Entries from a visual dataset
━━━━━━━━━━━━━━━━━━━━━━━━━━━━━━

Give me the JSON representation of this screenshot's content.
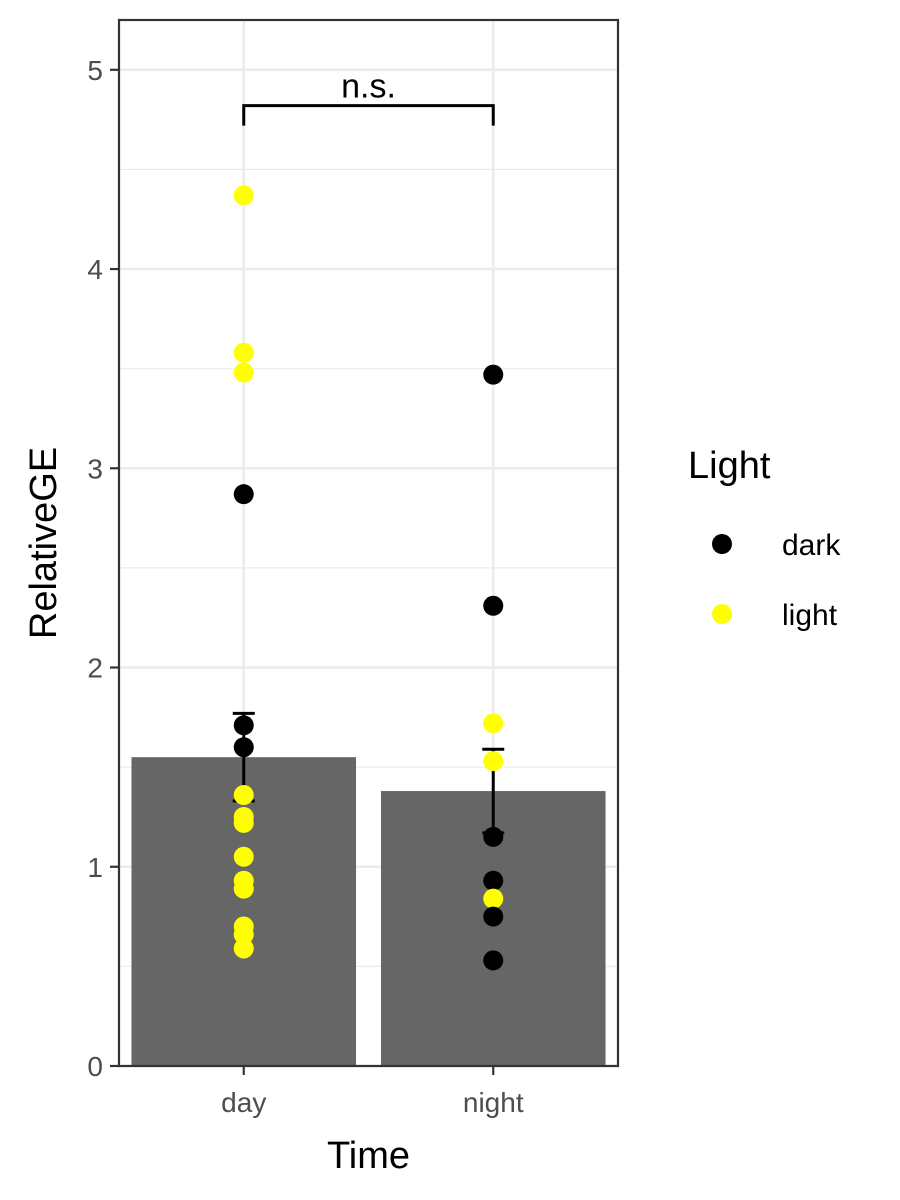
{
  "chart_data": {
    "type": "bar",
    "categories": [
      "day",
      "night"
    ],
    "bars": [
      {
        "category": "day",
        "mean": 1.55,
        "error_low": 1.33,
        "error_high": 1.77
      },
      {
        "category": "night",
        "mean": 1.38,
        "error_low": 1.17,
        "error_high": 1.59
      }
    ],
    "points": [
      {
        "category": "day",
        "light": "light",
        "value": 4.37
      },
      {
        "category": "day",
        "light": "light",
        "value": 3.58
      },
      {
        "category": "day",
        "light": "light",
        "value": 3.48
      },
      {
        "category": "day",
        "light": "dark",
        "value": 2.87
      },
      {
        "category": "day",
        "light": "dark",
        "value": 1.71
      },
      {
        "category": "day",
        "light": "dark",
        "value": 1.6
      },
      {
        "category": "day",
        "light": "light",
        "value": 1.36
      },
      {
        "category": "day",
        "light": "light",
        "value": 1.25
      },
      {
        "category": "day",
        "light": "light",
        "value": 1.22
      },
      {
        "category": "day",
        "light": "light",
        "value": 1.05
      },
      {
        "category": "day",
        "light": "light",
        "value": 0.93
      },
      {
        "category": "day",
        "light": "light",
        "value": 0.89
      },
      {
        "category": "day",
        "light": "light",
        "value": 0.7
      },
      {
        "category": "day",
        "light": "light",
        "value": 0.66
      },
      {
        "category": "day",
        "light": "light",
        "value": 0.59
      },
      {
        "category": "night",
        "light": "dark",
        "value": 3.47
      },
      {
        "category": "night",
        "light": "dark",
        "value": 2.31
      },
      {
        "category": "night",
        "light": "light",
        "value": 1.72
      },
      {
        "category": "night",
        "light": "light",
        "value": 1.53
      },
      {
        "category": "night",
        "light": "dark",
        "value": 1.15
      },
      {
        "category": "night",
        "light": "dark",
        "value": 0.93
      },
      {
        "category": "night",
        "light": "light",
        "value": 0.84
      },
      {
        "category": "night",
        "light": "dark",
        "value": 0.75
      },
      {
        "category": "night",
        "light": "dark",
        "value": 0.53
      }
    ],
    "xlabel": "Time",
    "ylabel": "RelativeGE",
    "ylim": [
      0,
      5.25
    ],
    "yticks": [
      0,
      1,
      2,
      3,
      4,
      5
    ],
    "grid": true,
    "legend": {
      "title": "Light",
      "position": "right",
      "entries": [
        {
          "label": "dark",
          "color": "#000000"
        },
        {
          "label": "light",
          "color": "#ffff00"
        }
      ]
    },
    "annotation": {
      "text": "n.s.",
      "from": "day",
      "to": "night",
      "y": 4.82,
      "tick_bottom": 4.72
    },
    "colors": {
      "bar": "#666666",
      "error_bar": "#000000",
      "panel_border": "#333333",
      "grid": "#ebebeb",
      "background": "#ffffff"
    }
  }
}
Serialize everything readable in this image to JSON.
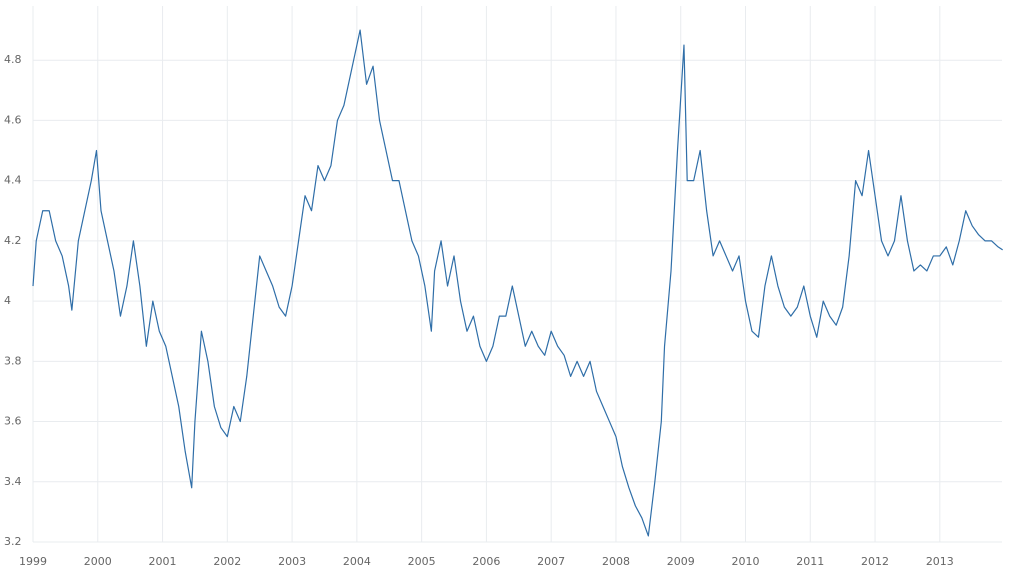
{
  "chart_data": {
    "type": "line",
    "x": [
      1999.0,
      1999.05,
      1999.15,
      1999.25,
      1999.35,
      1999.45,
      1999.55,
      1999.6,
      1999.7,
      1999.8,
      1999.9,
      1999.98,
      2000.05,
      2000.15,
      2000.25,
      2000.35,
      2000.45,
      2000.55,
      2000.65,
      2000.75,
      2000.85,
      2000.95,
      2001.05,
      2001.15,
      2001.25,
      2001.35,
      2001.45,
      2001.5,
      2001.6,
      2001.7,
      2001.8,
      2001.9,
      2002.0,
      2002.1,
      2002.2,
      2002.3,
      2002.4,
      2002.5,
      2002.6,
      2002.7,
      2002.8,
      2002.9,
      2003.0,
      2003.1,
      2003.2,
      2003.3,
      2003.4,
      2003.5,
      2003.6,
      2003.7,
      2003.8,
      2003.9,
      2004.05,
      2004.15,
      2004.25,
      2004.35,
      2004.45,
      2004.55,
      2004.65,
      2004.75,
      2004.85,
      2004.95,
      2005.05,
      2005.15,
      2005.2,
      2005.3,
      2005.4,
      2005.5,
      2005.6,
      2005.7,
      2005.8,
      2005.9,
      2006.0,
      2006.1,
      2006.2,
      2006.3,
      2006.4,
      2006.5,
      2006.6,
      2006.7,
      2006.8,
      2006.9,
      2007.0,
      2007.1,
      2007.2,
      2007.3,
      2007.4,
      2007.5,
      2007.6,
      2007.7,
      2007.8,
      2007.9,
      2008.0,
      2008.1,
      2008.2,
      2008.3,
      2008.4,
      2008.5,
      2008.6,
      2008.7,
      2008.75,
      2008.85,
      2008.95,
      2009.05,
      2009.1,
      2009.2,
      2009.3,
      2009.4,
      2009.5,
      2009.6,
      2009.7,
      2009.8,
      2009.9,
      2010.0,
      2010.1,
      2010.2,
      2010.3,
      2010.4,
      2010.5,
      2010.6,
      2010.7,
      2010.8,
      2010.9,
      2011.0,
      2011.1,
      2011.2,
      2011.3,
      2011.4,
      2011.5,
      2011.6,
      2011.7,
      2011.8,
      2011.9,
      2012.0,
      2012.1,
      2012.2,
      2012.3,
      2012.4,
      2012.5,
      2012.6,
      2012.7,
      2012.8,
      2012.9,
      2013.0,
      2013.1,
      2013.2,
      2013.3,
      2013.4,
      2013.5,
      2013.6,
      2013.7,
      2013.8,
      2013.9,
      2013.97
    ],
    "series": [
      {
        "color": "#2f6ea8",
        "values": [
          4.05,
          4.2,
          4.3,
          4.3,
          4.2,
          4.15,
          4.05,
          3.97,
          4.2,
          4.3,
          4.4,
          4.5,
          4.3,
          4.2,
          4.1,
          3.95,
          4.05,
          4.2,
          4.05,
          3.85,
          4.0,
          3.9,
          3.85,
          3.75,
          3.65,
          3.5,
          3.38,
          3.6,
          3.9,
          3.8,
          3.65,
          3.58,
          3.55,
          3.65,
          3.6,
          3.75,
          3.95,
          4.15,
          4.1,
          4.05,
          3.98,
          3.95,
          4.05,
          4.2,
          4.35,
          4.3,
          4.45,
          4.4,
          4.45,
          4.6,
          4.65,
          4.75,
          4.9,
          4.72,
          4.78,
          4.6,
          4.5,
          4.4,
          4.4,
          4.3,
          4.2,
          4.15,
          4.05,
          3.9,
          4.1,
          4.2,
          4.05,
          4.15,
          4.0,
          3.9,
          3.95,
          3.85,
          3.8,
          3.85,
          3.95,
          3.95,
          4.05,
          3.95,
          3.85,
          3.9,
          3.85,
          3.82,
          3.9,
          3.85,
          3.82,
          3.75,
          3.8,
          3.75,
          3.8,
          3.7,
          3.65,
          3.6,
          3.55,
          3.45,
          3.38,
          3.32,
          3.28,
          3.22,
          3.4,
          3.6,
          3.85,
          4.1,
          4.5,
          4.85,
          4.4,
          4.4,
          4.5,
          4.3,
          4.15,
          4.2,
          4.15,
          4.1,
          4.15,
          4.0,
          3.9,
          3.88,
          4.05,
          4.15,
          4.05,
          3.98,
          3.95,
          3.98,
          4.05,
          3.95,
          3.88,
          4.0,
          3.95,
          3.92,
          3.98,
          4.15,
          4.4,
          4.35,
          4.5,
          4.35,
          4.2,
          4.15,
          4.2,
          4.35,
          4.2,
          4.1,
          4.12,
          4.1,
          4.15,
          4.15,
          4.18,
          4.12,
          4.2,
          4.3,
          4.25,
          4.22,
          4.2,
          4.2,
          4.18,
          4.17
        ]
      }
    ],
    "xlim": [
      1999,
      2013.96
    ],
    "xticks": [
      1999,
      2000,
      2001,
      2002,
      2003,
      2004,
      2005,
      2006,
      2007,
      2008,
      2009,
      2010,
      2011,
      2012,
      2013
    ],
    "ylim": [
      3.2,
      4.98
    ],
    "yticks": [
      3.2,
      3.4,
      3.6,
      3.8,
      4,
      4.2,
      4.4,
      4.6,
      4.8
    ],
    "grid": true
  }
}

━━━━━━━━━━━━━━━━━━━━━━━━━━━━━━

Look through the data above. Find each line with the string "JSON" and copy it.

Give me the JSON representation of this screenshot's content.
Serialize everything readable in this image to JSON.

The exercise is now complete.